In the tax passage, by how much did the valuation allowance decrease in 2021?

▶ **QUOTED PASSAGE**
____________

The Company has provided for income taxes in accordance with guidance issued by accounting regulatory bodies, the U.S. Internal Revenue Service and state and local governments through the date of the issuance of these Consolidated Financial Statements. Additional guidance and interpretations can be expected and such guidance, if any, could impact future results. While management continues to monitor these matters, the ultimate impact, if any, as a result of the application of any guidance issued in the future cannot be determined at this time.
The realization of deferred tax assets is dependent on the Company generating sufficient domestic and foreign taxable income in the years that the temporary differences become deductible. A valuation allowance has been provided for the portion of the deferred tax assets that the Company determined is more likely than not to remain unrealized based on estimated future taxable income and tax planning strategies. In 2021, the valuation allowance decreased by $30 million primarily due to book taxable income in Canada, the change in deferred tax assets in Canada and the use of deferred tax assets in the U.S. in connection with internal restructurings. In 2020, the valuation allowance decreased by $579 million as a result of taxable losses in Canada as offset by a reduction of deferred tax assets due to internal restructurings. Given the Company’s history of pre-tax losses and expected future losses in Canada, the Company maintained that there was insufficient objective evidence to release the valuation allowance against Canadian tax loss carryforwards, International Tax Credits (“ITC”) and pooled Scientific Research and Experimental Development Tax Incentive (“SR&ED”) expenditures. The Canadian valuation allowance represents a material portion of the Company's total valuation allowance.
As of December 31, 2021 and 2020, the Company had accumulated taxable losses available to offset future years’ federal and provincial taxable income in Canada of approximately $6,669 million and $6,530 million, respectively.  As of December 31, 2021 and 2020, unclaimed ITCs available to offset future federal taxes in Canada were approximately $31 million and $37 million, respectively, which expire in the years 2022 through 2041.  In addition, as of December 31, 2021 and 2020, pooled SR&ED expenditures available to offset against future taxable income in Canada were approximately $196 million and $206 million, respectively, which may be carried forward indefinitely. As of December 31, 2021 and 2020, a full valuation allowance against the net Canadian deferred tax assets on the parent company has been provided of $1,965 million and $1,966 million, respectively.

____________

▶ **SOURCE MATERIAL**
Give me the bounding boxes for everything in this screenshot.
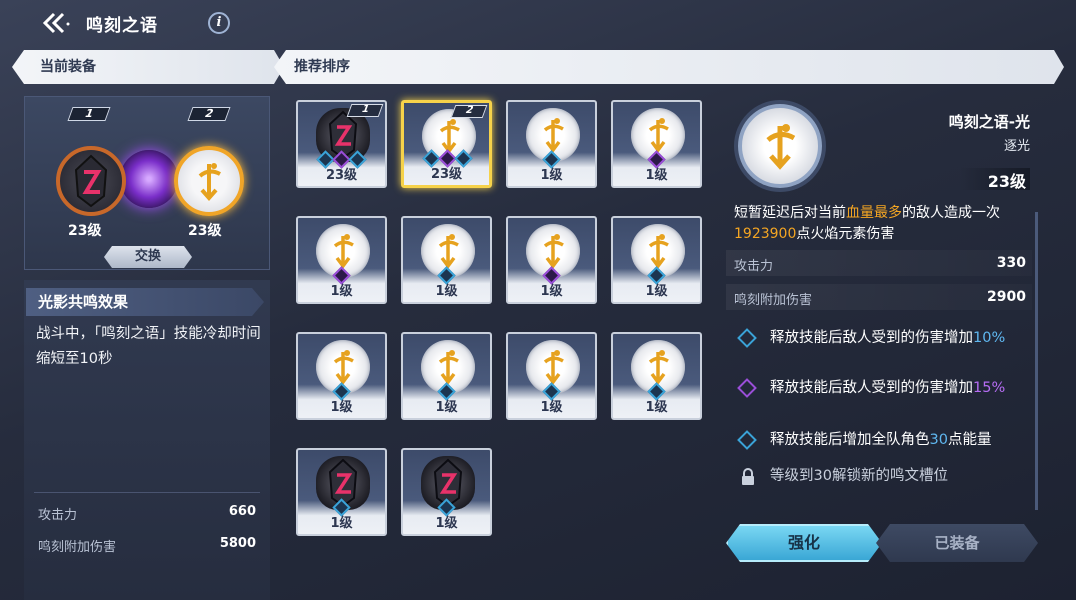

____________

▶ **ANSWER FOR THE TASK**
$30 million